### PROBLEM STATEMENT
Write down each entry again, exactly as it reads.

^^^^^^^^

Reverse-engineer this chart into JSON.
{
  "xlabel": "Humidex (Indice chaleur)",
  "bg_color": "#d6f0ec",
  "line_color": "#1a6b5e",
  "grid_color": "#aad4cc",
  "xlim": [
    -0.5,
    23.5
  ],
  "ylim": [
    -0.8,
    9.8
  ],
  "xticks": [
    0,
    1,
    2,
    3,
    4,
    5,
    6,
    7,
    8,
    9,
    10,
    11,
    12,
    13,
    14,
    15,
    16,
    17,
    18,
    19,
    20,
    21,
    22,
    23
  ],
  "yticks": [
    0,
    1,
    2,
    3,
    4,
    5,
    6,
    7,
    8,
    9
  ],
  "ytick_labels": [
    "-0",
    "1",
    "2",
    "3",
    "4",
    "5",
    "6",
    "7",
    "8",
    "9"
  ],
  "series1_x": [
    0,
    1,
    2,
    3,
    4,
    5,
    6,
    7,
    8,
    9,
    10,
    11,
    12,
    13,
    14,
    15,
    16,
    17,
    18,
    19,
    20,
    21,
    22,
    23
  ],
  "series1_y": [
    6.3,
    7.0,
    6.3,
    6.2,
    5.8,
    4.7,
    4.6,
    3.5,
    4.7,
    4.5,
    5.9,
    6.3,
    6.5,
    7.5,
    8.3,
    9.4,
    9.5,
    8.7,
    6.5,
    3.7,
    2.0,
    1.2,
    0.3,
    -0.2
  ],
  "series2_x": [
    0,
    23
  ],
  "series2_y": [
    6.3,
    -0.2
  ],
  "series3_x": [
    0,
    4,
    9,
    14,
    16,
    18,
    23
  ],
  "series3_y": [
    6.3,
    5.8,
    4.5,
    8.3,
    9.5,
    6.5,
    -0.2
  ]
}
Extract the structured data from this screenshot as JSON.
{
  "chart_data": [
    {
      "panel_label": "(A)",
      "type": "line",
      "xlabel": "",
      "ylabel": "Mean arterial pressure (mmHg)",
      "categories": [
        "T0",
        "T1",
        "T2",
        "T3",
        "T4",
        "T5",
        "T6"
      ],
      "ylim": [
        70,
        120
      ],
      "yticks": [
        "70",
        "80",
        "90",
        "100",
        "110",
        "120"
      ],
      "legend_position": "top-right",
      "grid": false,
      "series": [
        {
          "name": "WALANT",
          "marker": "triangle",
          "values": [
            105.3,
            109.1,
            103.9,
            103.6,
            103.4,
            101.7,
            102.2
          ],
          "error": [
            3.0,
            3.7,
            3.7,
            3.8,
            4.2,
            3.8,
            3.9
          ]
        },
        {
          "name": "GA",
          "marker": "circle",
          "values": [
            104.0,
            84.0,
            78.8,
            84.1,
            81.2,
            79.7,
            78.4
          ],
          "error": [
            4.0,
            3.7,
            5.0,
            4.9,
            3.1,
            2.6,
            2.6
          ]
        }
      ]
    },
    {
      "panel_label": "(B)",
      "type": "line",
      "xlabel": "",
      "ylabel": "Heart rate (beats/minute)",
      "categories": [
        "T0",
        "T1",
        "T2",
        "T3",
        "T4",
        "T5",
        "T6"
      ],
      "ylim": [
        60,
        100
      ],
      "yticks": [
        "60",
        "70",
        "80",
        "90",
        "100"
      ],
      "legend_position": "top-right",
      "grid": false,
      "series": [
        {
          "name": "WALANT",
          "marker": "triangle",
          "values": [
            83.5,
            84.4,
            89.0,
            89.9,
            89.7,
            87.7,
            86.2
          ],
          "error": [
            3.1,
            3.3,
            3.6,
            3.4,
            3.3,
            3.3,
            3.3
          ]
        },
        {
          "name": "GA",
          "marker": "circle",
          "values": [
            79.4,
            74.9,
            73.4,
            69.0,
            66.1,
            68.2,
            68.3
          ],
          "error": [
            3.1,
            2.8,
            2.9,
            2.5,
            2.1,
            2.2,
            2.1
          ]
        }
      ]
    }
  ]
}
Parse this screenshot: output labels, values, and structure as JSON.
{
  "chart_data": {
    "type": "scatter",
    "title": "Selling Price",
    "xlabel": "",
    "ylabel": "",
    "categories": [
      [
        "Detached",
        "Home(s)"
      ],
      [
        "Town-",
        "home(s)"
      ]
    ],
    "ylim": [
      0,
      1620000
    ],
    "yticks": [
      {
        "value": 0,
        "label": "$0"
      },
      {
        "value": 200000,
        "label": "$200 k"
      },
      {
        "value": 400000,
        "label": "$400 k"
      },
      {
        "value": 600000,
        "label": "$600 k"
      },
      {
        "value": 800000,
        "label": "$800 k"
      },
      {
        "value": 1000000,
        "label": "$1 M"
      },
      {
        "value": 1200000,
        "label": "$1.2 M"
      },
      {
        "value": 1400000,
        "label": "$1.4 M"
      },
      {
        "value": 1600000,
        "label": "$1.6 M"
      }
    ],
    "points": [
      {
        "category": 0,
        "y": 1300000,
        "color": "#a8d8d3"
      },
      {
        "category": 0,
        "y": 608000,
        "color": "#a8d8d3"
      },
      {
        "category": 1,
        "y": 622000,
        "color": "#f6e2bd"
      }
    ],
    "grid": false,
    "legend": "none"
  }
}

^^^^^^^^

### RESPONSE FOR THIS EXERCISE
Reverse-engineer this chart into JSON.
{
  "xlabel": "Humidex (Indice chaleur)",
  "bg_color": "#d6f0ec",
  "line_color": "#1a6b5e",
  "grid_color": "#aad4cc",
  "xlim": [
    -0.5,
    23.5
  ],
  "ylim": [
    -0.8,
    9.8
  ],
  "xticks": [
    0,
    1,
    2,
    3,
    4,
    5,
    6,
    7,
    8,
    9,
    10,
    11,
    12,
    13,
    14,
    15,
    16,
    17,
    18,
    19,
    20,
    21,
    22,
    23
  ],
  "yticks": [
    0,
    1,
    2,
    3,
    4,
    5,
    6,
    7,
    8,
    9
  ],
  "ytick_labels": [
    "-0",
    "1",
    "2",
    "3",
    "4",
    "5",
    "6",
    "7",
    "8",
    "9"
  ],
  "series1_x": [
    0,
    1,
    2,
    3,
    4,
    5,
    6,
    7,
    8,
    9,
    10,
    11,
    12,
    13,
    14,
    15,
    16,
    17,
    18,
    19,
    20,
    21,
    22,
    23
  ],
  "series1_y": [
    6.3,
    7.0,
    6.3,
    6.2,
    5.8,
    4.7,
    4.6,
    3.5,
    4.7,
    4.5,
    5.9,
    6.3,
    6.5,
    7.5,
    8.3,
    9.4,
    9.5,
    8.7,
    6.5,
    3.7,
    2.0,
    1.2,
    0.3,
    -0.2
  ],
  "series2_x": [
    0,
    23
  ],
  "series2_y": [
    6.3,
    -0.2
  ],
  "series3_x": [
    0,
    4,
    9,
    14,
    16,
    18,
    23
  ],
  "series3_y": [
    6.3,
    5.8,
    4.5,
    8.3,
    9.5,
    6.5,
    -0.2
  ]
}
Extract the structured data from this screenshot as JSON.
{
  "chart_data": [
    {
      "panel_label": "(A)",
      "type": "line",
      "xlabel": "",
      "ylabel": "Mean arterial pressure (mmHg)",
      "categories": [
        "T0",
        "T1",
        "T2",
        "T3",
        "T4",
        "T5",
        "T6"
      ],
      "ylim": [
        70,
        120
      ],
      "yticks": [
        "70",
        "80",
        "90",
        "100",
        "110",
        "120"
      ],
      "legend_position": "top-right",
      "grid": false,
      "series": [
        {
          "name": "WALANT",
          "marker": "triangle",
          "values": [
            105.3,
            109.1,
            103.9,
            103.6,
            103.4,
            101.7,
            102.2
          ],
          "error": [
            3.0,
            3.7,
            3.7,
            3.8,
            4.2,
            3.8,
            3.9
          ]
        },
        {
          "name": "GA",
          "marker": "circle",
          "values": [
            104.0,
            84.0,
            78.8,
            84.1,
            81.2,
            79.7,
            78.4
          ],
          "error": [
            4.0,
            3.7,
            5.0,
            4.9,
            3.1,
            2.6,
            2.6
          ]
        }
      ]
    },
    {
      "panel_label": "(B)",
      "type": "line",
      "xlabel": "",
      "ylabel": "Heart rate (beats/minute)",
      "categories": [
        "T0",
        "T1",
        "T2",
        "T3",
        "T4",
        "T5",
        "T6"
      ],
      "ylim": [
        60,
        100
      ],
      "yticks": [
        "60",
        "70",
        "80",
        "90",
        "100"
      ],
      "legend_position": "top-right",
      "grid": false,
      "series": [
        {
          "name": "WALANT",
          "marker": "triangle",
          "values": [
            83.5,
            84.4,
            89.0,
            89.9,
            89.7,
            87.7,
            86.2
          ],
          "error": [
            3.1,
            3.3,
            3.6,
            3.4,
            3.3,
            3.3,
            3.3
          ]
        },
        {
          "name": "GA",
          "marker": "circle",
          "values": [
            79.4,
            74.9,
            73.4,
            69.0,
            66.1,
            68.2,
            68.3
          ],
          "error": [
            3.1,
            2.8,
            2.9,
            2.5,
            2.1,
            2.2,
            2.1
          ]
        }
      ]
    }
  ]
}
Parse this screenshot: output labels, values, and structure as JSON.
{
  "chart_data": {
    "type": "scatter",
    "title": "Selling Price",
    "xlabel": "",
    "ylabel": "",
    "categories": [
      [
        "Detached",
        "Home(s)"
      ],
      [
        "Town-",
        "home(s)"
      ]
    ],
    "ylim": [
      0,
      1620000
    ],
    "yticks": [
      {
        "value": 0,
        "label": "$0"
      },
      {
        "value": 200000,
        "label": "$200 k"
      },
      {
        "value": 400000,
        "label": "$400 k"
      },
      {
        "value": 600000,
        "label": "$600 k"
      },
      {
        "value": 800000,
        "label": "$800 k"
      },
      {
        "value": 1000000,
        "label": "$1 M"
      },
      {
        "value": 1200000,
        "label": "$1.2 M"
      },
      {
        "value": 1400000,
        "label": "$1.4 M"
      },
      {
        "value": 1600000,
        "label": "$1.6 M"
      }
    ],
    "points": [
      {
        "category": 0,
        "y": 1300000,
        "color": "#a8d8d3"
      },
      {
        "category": 0,
        "y": 608000,
        "color": "#a8d8d3"
      },
      {
        "category": 1,
        "y": 622000,
        "color": "#f6e2bd"
      }
    ],
    "grid": false,
    "legend": "none"
  }
}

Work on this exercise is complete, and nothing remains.